▸ WRITTEN REQUEST:
Your copy of the material below should match it exactly, except that it holds no pictures.

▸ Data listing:

━━━━━━━━━━━━━━━━━━━━

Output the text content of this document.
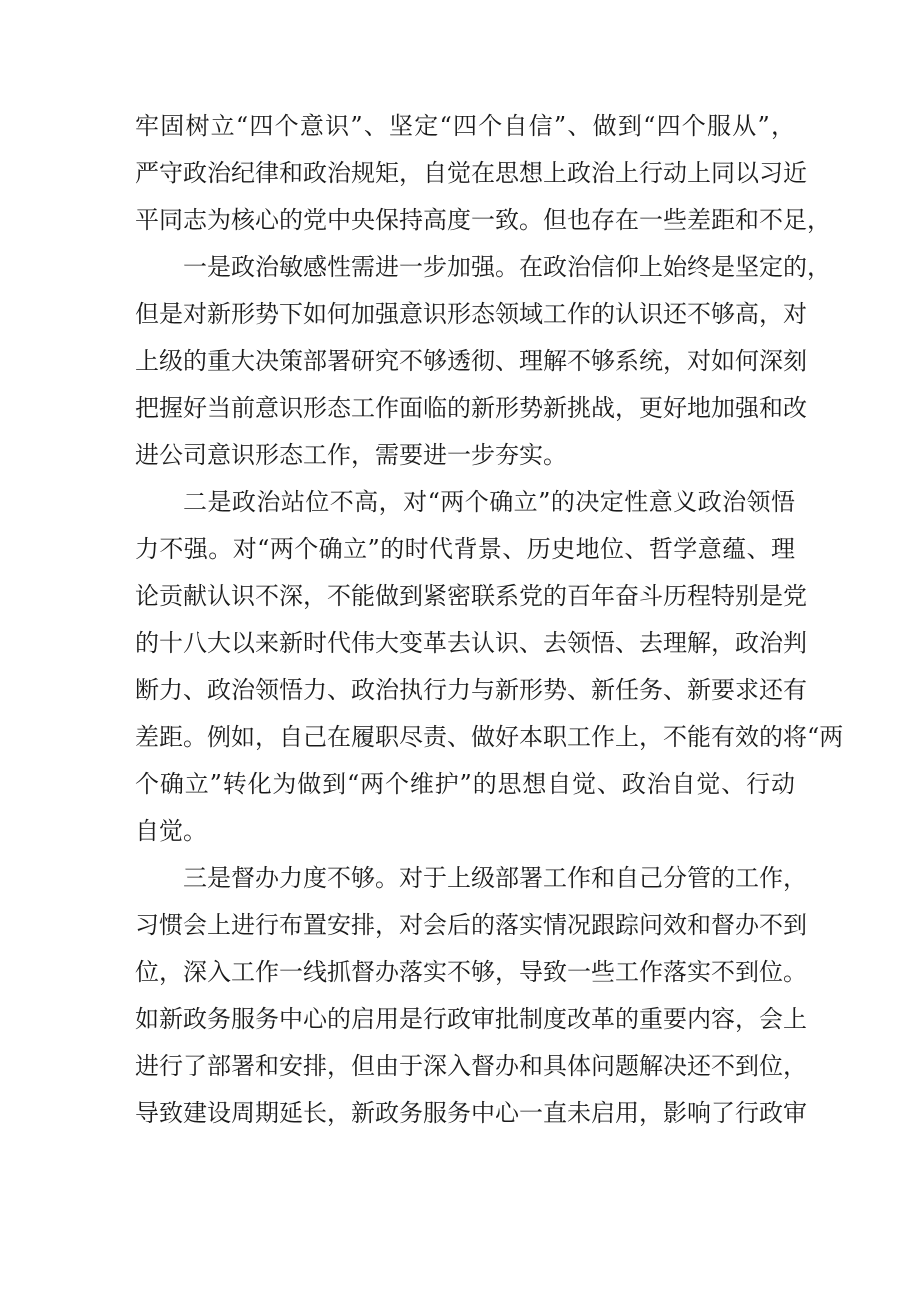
牢固树立“四个意识”、坚定“四个自信”、做到“四个服从”，
严守政治纪律和政治规矩，自觉在思想上政治上行动上同以习近
平同志为核心的党中央保持高度一致。但也存在一些差距和不足，
一是政治敏感性需进一步加强。在政治信仰上始终是坚定的，
但是对新形势下如何加强意识形态领域工作的认识还不够高，对
上级的重大决策部署研究不够透彻、理解不够系统，对如何深刻
把握好当前意识形态工作面临的新形势新挑战，更好地加强和改
进公司意识形态工作，需要进一步夯实。
二是政治站位不高，对“两个确立”的决定性意义政治领悟
力不强。对“两个确立”的时代背景、历史地位、哲学意蕴、理
论贡献认识不深，不能做到紧密联系党的百年奋斗历程特别是党
的十八大以来新时代伟大变革去认识、去领悟、去理解，政治判
断力、政治领悟力、政治执行力与新形势、新任务、新要求还有
差距。例如，自己在履职尽责、做好本职工作上，不能有效的将“两
个确立”转化为做到“两个维护”的思想自觉、政治自觉、行动
自觉。
三是督办力度不够。对于上级部署工作和自己分管的工作，
习惯会上进行布置安排，对会后的落实情况跟踪问效和督办不到
位，深入工作一线抓督办落实不够，导致一些工作落实不到位。
如新政务服务中心的启用是行政审批制度改革的重要内容，会上
进行了部署和安排，但由于深入督办和具体问题解决还不到位，
导致建设周期延长，新政务服务中心一直未启用，影响了行政审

━━━━━━━━━━━━━━━━━━━━

▸ TASK RESPONSE:
Output the text content of this document.
牢固树立“四个意识”、坚定“四个自信”、做到“四个服从”，
严守政治纪律和政治规矩，自觉在思想上政治上行动上同以习近
平同志为核心的党中央保持高度一致。但也存在一些差距和不足，
一是政治敏感性需进一步加强。在政治信仰上始终是坚定的，
但是对新形势下如何加强意识形态领域工作的认识还不够高，对
上级的重大决策部署研究不够透彻、理解不够系统，对如何深刻
把握好当前意识形态工作面临的新形势新挑战，更好地加强和改
进公司意识形态工作，需要进一步夯实。
二是政治站位不高，对“两个确立”的决定性意义政治领悟
力不强。对“两个确立”的时代背景、历史地位、哲学意蕴、理
论贡献认识不深，不能做到紧密联系党的百年奋斗历程特别是党
的十八大以来新时代伟大变革去认识、去领悟、去理解，政治判
断力、政治领悟力、政治执行力与新形势、新任务、新要求还有
差距。例如，自己在履职尽责、做好本职工作上，不能有效的将“两
个确立”转化为做到“两个维护”的思想自觉、政治自觉、行动
自觉。
三是督办力度不够。对于上级部署工作和自己分管的工作，
习惯会上进行布置安排，对会后的落实情况跟踪问效和督办不到
位，深入工作一线抓督办落实不够，导致一些工作落实不到位。
如新政务服务中心的启用是行政审批制度改革的重要内容，会上
进行了部署和安排，但由于深入督办和具体问题解决还不到位，
导致建设周期延长，新政务服务中心一直未启用，影响了行政审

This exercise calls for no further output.